Requirements: Your task is to repeat the lines below exactly, excluding any pictures they contain.

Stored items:
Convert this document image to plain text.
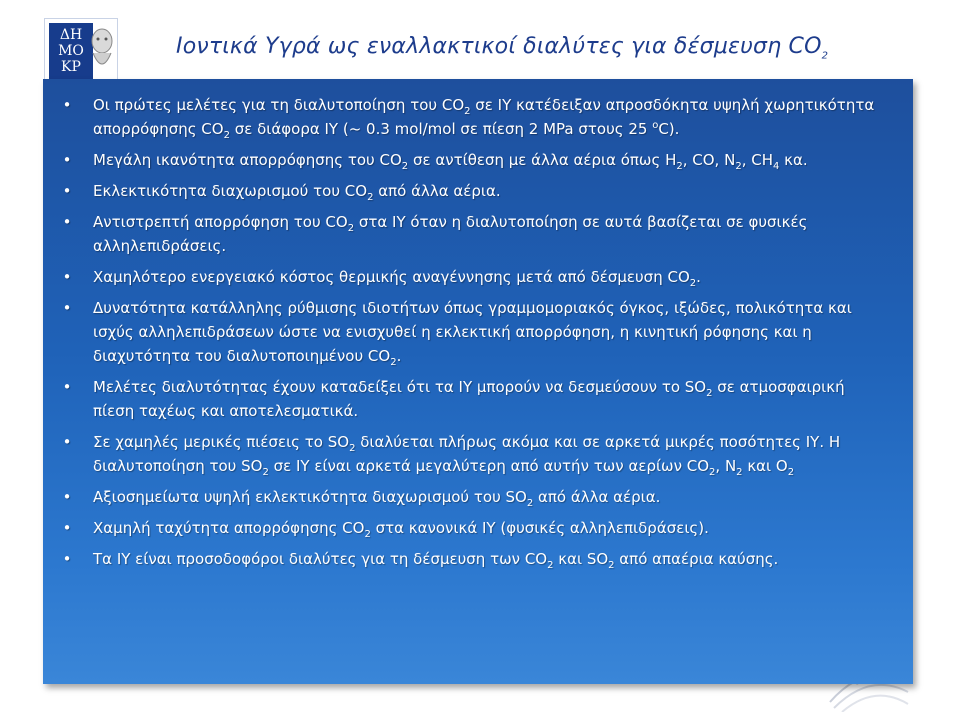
ΔΗ
ΜΟ
ΚΡ
Ιοντικά Υγρά ως εναλλακτικοί διαλύτες για δέσμευση $CO_2$
• Οι πρώτες μελέτες για τη διαλυτοποίηση του $CO_2$ σε ΙΥ κατέδειξαν απροσδόκητα υψηλή χωρητικότητα απορρόφησης $CO_2$ σε διάφορα ΙΥ (~ 0.3 mol/mol σε πίεση 2 MPa στους 25 $^o$C).
• Μεγάλη ικανότητα απορρόφησης του $CO_2$ σε αντίθεση με άλλα αέρια όπως $H_2$, CO, $N_2$, $CH_4$ κα.
• Εκλεκτικότητα διαχωρισμού του $CO_2$ από άλλα αέρια.
• Αντιστρεπτή απορρόφηση του $CO_2$ στα ΙΥ όταν η διαλυτοποίηση σε αυτά βασίζεται σε φυσικές αλληλεπιδράσεις.
• Χαμηλότερο ενεργειακό κόστος θερμικής αναγέννησης μετά από δέσμευση $CO_2$.
• Δυνατότητα κατάλληλης ρύθμισης ιδιοτήτων όπως γραμμομοριακός όγκος, ιξώδες, πολικότητα και ισχύς αλληλεπιδράσεων ώστε να ενισχυθεί η εκλεκτική απορρόφηση, η κινητική ρόφησης και η διαχυτότητα του διαλυτοποιημένου $CO_2$.
• Μελέτες διαλυτότητας έχουν καταδείξει ότι τα ΙΥ μπορούν να δεσμεύσουν το $SO_2$ σε ατμοσφαιρική πίεση ταχέως και αποτελεσματικά.
• Σε χαμηλές μερικές πιέσεις το $SO_2$ διαλύεται πλήρως ακόμα και σε αρκετά μικρές ποσότητες ΙΥ. Η διαλυτοποίηση του $SO_2$ σε ΙΥ είναι αρκετά μεγαλύτερη από αυτήν των αερίων $CO_2$, $N_2$ και $O_2$
• Αξιοσημείωτα υψηλή εκλεκτικότητα διαχωρισμού του $SO_2$ από άλλα αέρια.
• Χαμηλή ταχύτητα απορρόφησης $CO_2$ στα κανονικά ΙΥ (φυσικές αλληλεπιδράσεις).
• Τα ΙΥ είναι προσοδοφόροι διαλύτες για τη δέσμευση των $CO_2$ και $SO_2$ από απαέρια καύσης.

Task output:
Convert this document image to plain text.
ΔΗ
ΜΟ
ΚΡ
Ιοντικά Υγρά ως εναλλακτικοί διαλύτες για δέσμευση $CO_2$
• Οι πρώτες μελέτες για τη διαλυτοποίηση του $CO_2$ σε ΙΥ κατέδειξαν απροσδόκητα υψηλή χωρητικότητα απορρόφησης $CO_2$ σε διάφορα ΙΥ (~ 0.3 mol/mol σε πίεση 2 MPa στους 25 $^o$C).
• Μεγάλη ικανότητα απορρόφησης του $CO_2$ σε αντίθεση με άλλα αέρια όπως $H_2$, CO, $N_2$, $CH_4$ κα.
• Εκλεκτικότητα διαχωρισμού του $CO_2$ από άλλα αέρια.
• Αντιστρεπτή απορρόφηση του $CO_2$ στα ΙΥ όταν η διαλυτοποίηση σε αυτά βασίζεται σε φυσικές αλληλεπιδράσεις.
• Χαμηλότερο ενεργειακό κόστος θερμικής αναγέννησης μετά από δέσμευση $CO_2$.
• Δυνατότητα κατάλληλης ρύθμισης ιδιοτήτων όπως γραμμομοριακός όγκος, ιξώδες, πολικότητα και ισχύς αλληλεπιδράσεων ώστε να ενισχυθεί η εκλεκτική απορρόφηση, η κινητική ρόφησης και η διαχυτότητα του διαλυτοποιημένου $CO_2$.
• Μελέτες διαλυτότητας έχουν καταδείξει ότι τα ΙΥ μπορούν να δεσμεύσουν το $SO_2$ σε ατμοσφαιρική πίεση ταχέως και αποτελεσματικά.
• Σε χαμηλές μερικές πιέσεις το $SO_2$ διαλύεται πλήρως ακόμα και σε αρκετά μικρές ποσότητες ΙΥ. Η διαλυτοποίηση του $SO_2$ σε ΙΥ είναι αρκετά μεγαλύτερη από αυτήν των αερίων $CO_2$, $N_2$ και $O_2$
• Αξιοσημείωτα υψηλή εκλεκτικότητα διαχωρισμού του $SO_2$ από άλλα αέρια.
• Χαμηλή ταχύτητα απορρόφησης $CO_2$ στα κανονικά ΙΥ (φυσικές αλληλεπιδράσεις).
• Τα ΙΥ είναι προσοδοφόροι διαλύτες για τη δέσμευση των $CO_2$ και $SO_2$ από απαέρια καύσης.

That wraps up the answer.